:: Recorded information
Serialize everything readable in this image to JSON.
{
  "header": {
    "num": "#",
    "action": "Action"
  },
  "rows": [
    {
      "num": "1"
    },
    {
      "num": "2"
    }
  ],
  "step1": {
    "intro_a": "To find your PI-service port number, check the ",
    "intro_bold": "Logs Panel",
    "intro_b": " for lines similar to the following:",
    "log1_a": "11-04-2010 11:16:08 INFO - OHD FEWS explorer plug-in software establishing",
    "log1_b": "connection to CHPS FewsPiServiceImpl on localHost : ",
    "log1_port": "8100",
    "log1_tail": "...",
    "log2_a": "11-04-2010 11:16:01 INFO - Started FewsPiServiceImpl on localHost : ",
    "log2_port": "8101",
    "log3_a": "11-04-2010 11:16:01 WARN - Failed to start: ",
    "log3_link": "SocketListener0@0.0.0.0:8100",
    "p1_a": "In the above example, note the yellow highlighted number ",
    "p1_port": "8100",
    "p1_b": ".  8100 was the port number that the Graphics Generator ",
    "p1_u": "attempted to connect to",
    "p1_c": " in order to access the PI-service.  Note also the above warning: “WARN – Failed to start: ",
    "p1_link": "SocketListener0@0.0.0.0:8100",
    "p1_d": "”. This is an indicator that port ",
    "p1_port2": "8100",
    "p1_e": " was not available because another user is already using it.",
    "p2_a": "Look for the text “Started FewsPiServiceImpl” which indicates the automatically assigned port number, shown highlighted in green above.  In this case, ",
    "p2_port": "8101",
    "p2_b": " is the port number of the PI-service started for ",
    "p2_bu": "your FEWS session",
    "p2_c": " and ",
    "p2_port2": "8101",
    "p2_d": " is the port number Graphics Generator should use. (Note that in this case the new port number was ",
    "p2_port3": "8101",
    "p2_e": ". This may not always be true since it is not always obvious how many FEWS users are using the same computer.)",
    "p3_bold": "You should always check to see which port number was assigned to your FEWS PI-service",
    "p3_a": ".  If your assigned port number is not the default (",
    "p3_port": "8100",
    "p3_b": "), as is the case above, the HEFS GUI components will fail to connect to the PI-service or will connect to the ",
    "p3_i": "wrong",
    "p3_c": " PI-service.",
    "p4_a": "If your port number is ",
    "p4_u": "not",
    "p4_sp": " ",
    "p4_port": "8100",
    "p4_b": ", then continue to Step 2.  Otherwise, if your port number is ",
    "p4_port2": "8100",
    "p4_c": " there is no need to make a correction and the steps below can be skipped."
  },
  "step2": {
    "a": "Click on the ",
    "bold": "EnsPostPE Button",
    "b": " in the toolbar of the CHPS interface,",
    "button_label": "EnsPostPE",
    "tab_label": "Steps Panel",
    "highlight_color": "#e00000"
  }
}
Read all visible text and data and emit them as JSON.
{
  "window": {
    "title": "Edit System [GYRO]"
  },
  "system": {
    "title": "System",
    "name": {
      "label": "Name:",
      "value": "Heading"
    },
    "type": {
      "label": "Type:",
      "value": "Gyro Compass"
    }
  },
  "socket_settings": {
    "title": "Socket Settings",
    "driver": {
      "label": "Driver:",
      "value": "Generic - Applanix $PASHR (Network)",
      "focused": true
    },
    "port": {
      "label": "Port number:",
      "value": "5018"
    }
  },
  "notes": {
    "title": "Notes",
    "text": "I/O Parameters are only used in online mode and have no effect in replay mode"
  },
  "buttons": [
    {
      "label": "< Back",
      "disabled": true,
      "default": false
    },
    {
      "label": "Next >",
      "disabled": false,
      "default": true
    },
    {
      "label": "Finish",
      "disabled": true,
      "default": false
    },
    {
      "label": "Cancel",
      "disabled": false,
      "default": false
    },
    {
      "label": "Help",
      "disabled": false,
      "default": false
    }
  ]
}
::::
## Task statement
Repeat the listing above without any change.

## Correct output
Serialize everything readable in this image to JSON.
{
  "header": {
    "num": "#",
    "action": "Action"
  },
  "rows": [
    {
      "num": "1"
    },
    {
      "num": "2"
    }
  ],
  "step1": {
    "intro_a": "To find your PI-service port number, check the ",
    "intro_bold": "Logs Panel",
    "intro_b": " for lines similar to the following:",
    "log1_a": "11-04-2010 11:16:08 INFO - OHD FEWS explorer plug-in software establishing",
    "log1_b": "connection to CHPS FewsPiServiceImpl on localHost : ",
    "log1_port": "8100",
    "log1_tail": "...",
    "log2_a": "11-04-2010 11:16:01 INFO - Started FewsPiServiceImpl on localHost : ",
    "log2_port": "8101",
    "log3_a": "11-04-2010 11:16:01 WARN - Failed to start: ",
    "log3_link": "SocketListener0@0.0.0.0:8100",
    "p1_a": "In the above example, note the yellow highlighted number ",
    "p1_port": "8100",
    "p1_b": ".  8100 was the port number that the Graphics Generator ",
    "p1_u": "attempted to connect to",
    "p1_c": " in order to access the PI-service.  Note also the above warning: “WARN – Failed to start: ",
    "p1_link": "SocketListener0@0.0.0.0:8100",
    "p1_d": "”. This is an indicator that port ",
    "p1_port2": "8100",
    "p1_e": " was not available because another user is already using it.",
    "p2_a": "Look for the text “Started FewsPiServiceImpl” which indicates the automatically assigned port number, shown highlighted in green above.  In this case, ",
    "p2_port": "8101",
    "p2_b": " is the port number of the PI-service started for ",
    "p2_bu": "your FEWS session",
    "p2_c": " and ",
    "p2_port2": "8101",
    "p2_d": " is the port number Graphics Generator should use. (Note that in this case the new port number was ",
    "p2_port3": "8101",
    "p2_e": ". This may not always be true since it is not always obvious how many FEWS users are using the same computer.)",
    "p3_bold": "You should always check to see which port number was assigned to your FEWS PI-service",
    "p3_a": ".  If your assigned port number is not the default (",
    "p3_port": "8100",
    "p3_b": "), as is the case above, the HEFS GUI components will fail to connect to the PI-service or will connect to the ",
    "p3_i": "wrong",
    "p3_c": " PI-service.",
    "p4_a": "If your port number is ",
    "p4_u": "not",
    "p4_sp": " ",
    "p4_port": "8100",
    "p4_b": ", then continue to Step 2.  Otherwise, if your port number is ",
    "p4_port2": "8100",
    "p4_c": " there is no need to make a correction and the steps below can be skipped."
  },
  "step2": {
    "a": "Click on the ",
    "bold": "EnsPostPE Button",
    "b": " in the toolbar of the CHPS interface,",
    "button_label": "EnsPostPE",
    "tab_label": "Steps Panel",
    "highlight_color": "#e00000"
  }
}
Read all visible text and data and emit them as JSON.
{
  "window": {
    "title": "Edit System [GYRO]"
  },
  "system": {
    "title": "System",
    "name": {
      "label": "Name:",
      "value": "Heading"
    },
    "type": {
      "label": "Type:",
      "value": "Gyro Compass"
    }
  },
  "socket_settings": {
    "title": "Socket Settings",
    "driver": {
      "label": "Driver:",
      "value": "Generic - Applanix $PASHR (Network)",
      "focused": true
    },
    "port": {
      "label": "Port number:",
      "value": "5018"
    }
  },
  "notes": {
    "title": "Notes",
    "text": "I/O Parameters are only used in online mode and have no effect in replay mode"
  },
  "buttons": [
    {
      "label": "< Back",
      "disabled": true,
      "default": false
    },
    {
      "label": "Next >",
      "disabled": false,
      "default": true
    },
    {
      "label": "Finish",
      "disabled": true,
      "default": false
    },
    {
      "label": "Cancel",
      "disabled": false,
      "default": false
    },
    {
      "label": "Help",
      "disabled": false,
      "default": false
    }
  ]
}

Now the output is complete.